*EXTRACT*
■ ■ ■ ■ ■ ■ ■
A pretty widgeon.
Ah, oddball vocabulary: the wages, not of sin exactly, but of reading Regency romances in my teens. This dismissive comment about some young lady stuck in my mind. The modern equivalent?
Cute, but not too smart.
So when I first saw the lovely ducks at our local community center’s pond — with their beautiful shiny green stripes behind their eyes — I was amused to learn that they were American wigeons.
Who knows where the “d” went or, indeed, if their name comes from the same word that I learned as a teenager, but I admit I had my suspicions. Like most ducks, they didn’t strike me as amazingly bright.
Over the years since our initial acquaintance, however, I have come to appreciate them for more than just their prodigious good looks. Let’s look at their capabilities.
They fly.
They don’t run into each other, whether it’s the airspace or the pond that’s crowded. Or both.
Huh?
Well, what would you call it? They magically get from here . . .
. . . faster than the eye can see and with no external aids.
Sometimes it looks a little iffy; sometimes it looks like a belly flop. But up they get, every time.
How do they do it? Beats me: Now they’re in the water, now they’re on the wall. But photos show two strategies.
Some get airborne: You know, they fly. As ducks have evolved to do. Different individuals launch from different distances, exploding off the water and then touching down up top.
■ ■ ■ ■ ■ ■ ■
*PROBLEM*
Copy the stretch of the wigeon essay above word for word, starting with "Ah, oddball vocabulary: the" and ending after "were American wigeons.".
■ ■ ■ ■ ■ ■ ■
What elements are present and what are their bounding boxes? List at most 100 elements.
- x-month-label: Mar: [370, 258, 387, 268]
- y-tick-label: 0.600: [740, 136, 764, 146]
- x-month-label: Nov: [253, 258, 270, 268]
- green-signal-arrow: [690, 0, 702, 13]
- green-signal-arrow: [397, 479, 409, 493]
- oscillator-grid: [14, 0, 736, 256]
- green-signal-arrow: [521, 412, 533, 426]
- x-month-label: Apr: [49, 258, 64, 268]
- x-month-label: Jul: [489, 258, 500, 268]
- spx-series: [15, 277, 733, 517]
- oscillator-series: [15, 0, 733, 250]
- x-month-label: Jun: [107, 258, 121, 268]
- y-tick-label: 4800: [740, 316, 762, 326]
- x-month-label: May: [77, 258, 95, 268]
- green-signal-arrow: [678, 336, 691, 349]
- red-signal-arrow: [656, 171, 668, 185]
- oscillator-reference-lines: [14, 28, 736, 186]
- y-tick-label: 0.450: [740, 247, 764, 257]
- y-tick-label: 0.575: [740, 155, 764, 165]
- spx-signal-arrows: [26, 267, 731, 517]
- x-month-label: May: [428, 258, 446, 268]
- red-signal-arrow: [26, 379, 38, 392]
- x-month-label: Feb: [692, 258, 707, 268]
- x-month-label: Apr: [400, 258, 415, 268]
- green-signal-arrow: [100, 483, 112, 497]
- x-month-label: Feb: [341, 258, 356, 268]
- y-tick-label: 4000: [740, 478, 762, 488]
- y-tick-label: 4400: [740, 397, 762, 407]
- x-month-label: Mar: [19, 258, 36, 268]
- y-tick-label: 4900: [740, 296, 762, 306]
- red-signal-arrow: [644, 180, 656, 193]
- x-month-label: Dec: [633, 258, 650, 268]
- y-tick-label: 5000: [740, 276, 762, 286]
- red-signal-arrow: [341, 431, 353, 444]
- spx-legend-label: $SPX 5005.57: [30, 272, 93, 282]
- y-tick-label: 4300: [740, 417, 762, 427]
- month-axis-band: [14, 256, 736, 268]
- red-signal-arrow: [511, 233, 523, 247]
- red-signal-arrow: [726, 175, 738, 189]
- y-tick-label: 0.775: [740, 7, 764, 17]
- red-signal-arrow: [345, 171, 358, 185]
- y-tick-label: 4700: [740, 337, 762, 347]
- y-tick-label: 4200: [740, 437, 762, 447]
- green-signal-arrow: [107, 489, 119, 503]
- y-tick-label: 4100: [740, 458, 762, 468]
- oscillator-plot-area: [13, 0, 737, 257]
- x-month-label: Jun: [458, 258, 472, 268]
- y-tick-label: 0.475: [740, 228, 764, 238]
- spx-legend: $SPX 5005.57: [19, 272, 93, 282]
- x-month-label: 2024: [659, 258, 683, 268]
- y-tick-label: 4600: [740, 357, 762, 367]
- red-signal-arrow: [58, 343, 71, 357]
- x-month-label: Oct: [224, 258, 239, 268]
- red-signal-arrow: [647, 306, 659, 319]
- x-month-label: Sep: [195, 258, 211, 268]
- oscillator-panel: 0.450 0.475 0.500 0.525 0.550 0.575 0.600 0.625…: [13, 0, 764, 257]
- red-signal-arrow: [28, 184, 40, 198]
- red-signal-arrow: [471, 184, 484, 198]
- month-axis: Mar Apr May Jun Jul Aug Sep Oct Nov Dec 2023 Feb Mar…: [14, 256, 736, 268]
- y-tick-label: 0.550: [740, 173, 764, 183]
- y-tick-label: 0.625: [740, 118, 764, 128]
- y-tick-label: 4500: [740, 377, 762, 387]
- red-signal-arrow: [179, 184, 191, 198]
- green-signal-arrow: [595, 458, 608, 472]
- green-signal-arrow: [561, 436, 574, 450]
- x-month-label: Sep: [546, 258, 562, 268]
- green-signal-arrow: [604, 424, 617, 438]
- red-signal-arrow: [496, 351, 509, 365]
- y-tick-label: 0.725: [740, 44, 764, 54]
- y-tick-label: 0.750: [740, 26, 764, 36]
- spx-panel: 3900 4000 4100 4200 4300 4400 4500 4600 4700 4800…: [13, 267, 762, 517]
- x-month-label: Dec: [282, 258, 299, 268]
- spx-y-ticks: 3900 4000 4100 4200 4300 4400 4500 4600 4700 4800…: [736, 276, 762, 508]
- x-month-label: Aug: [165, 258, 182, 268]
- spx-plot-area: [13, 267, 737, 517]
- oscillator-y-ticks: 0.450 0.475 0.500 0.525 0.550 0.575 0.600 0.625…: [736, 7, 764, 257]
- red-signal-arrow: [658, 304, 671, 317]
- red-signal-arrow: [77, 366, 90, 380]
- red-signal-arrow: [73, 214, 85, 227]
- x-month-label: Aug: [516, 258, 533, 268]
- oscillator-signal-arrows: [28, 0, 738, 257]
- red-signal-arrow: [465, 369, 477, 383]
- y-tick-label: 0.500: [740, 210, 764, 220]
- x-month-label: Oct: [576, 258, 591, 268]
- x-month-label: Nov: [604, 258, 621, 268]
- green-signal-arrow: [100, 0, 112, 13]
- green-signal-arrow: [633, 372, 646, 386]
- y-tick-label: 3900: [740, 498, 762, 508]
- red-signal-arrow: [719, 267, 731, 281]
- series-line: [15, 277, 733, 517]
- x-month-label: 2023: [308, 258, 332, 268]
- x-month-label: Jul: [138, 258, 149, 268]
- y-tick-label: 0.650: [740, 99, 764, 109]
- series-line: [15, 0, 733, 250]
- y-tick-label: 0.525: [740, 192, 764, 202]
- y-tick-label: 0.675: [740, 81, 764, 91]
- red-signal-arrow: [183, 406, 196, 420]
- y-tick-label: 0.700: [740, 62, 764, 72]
■ ■ ■ ■ ■ ■ ■
*TASK RESULT*
Ah, oddball vocabulary: the wages, not of sin exactly, but of reading Regency romances in my teens. This dismissive comment about some young lady stuck in my mind. The modern equivalent?
Cute, but not too smart.
So when I first saw the lovely ducks at our local community center’s pond — with their beautiful shiny green stripes behind their eyes — I was amused to learn that they were American wigeons.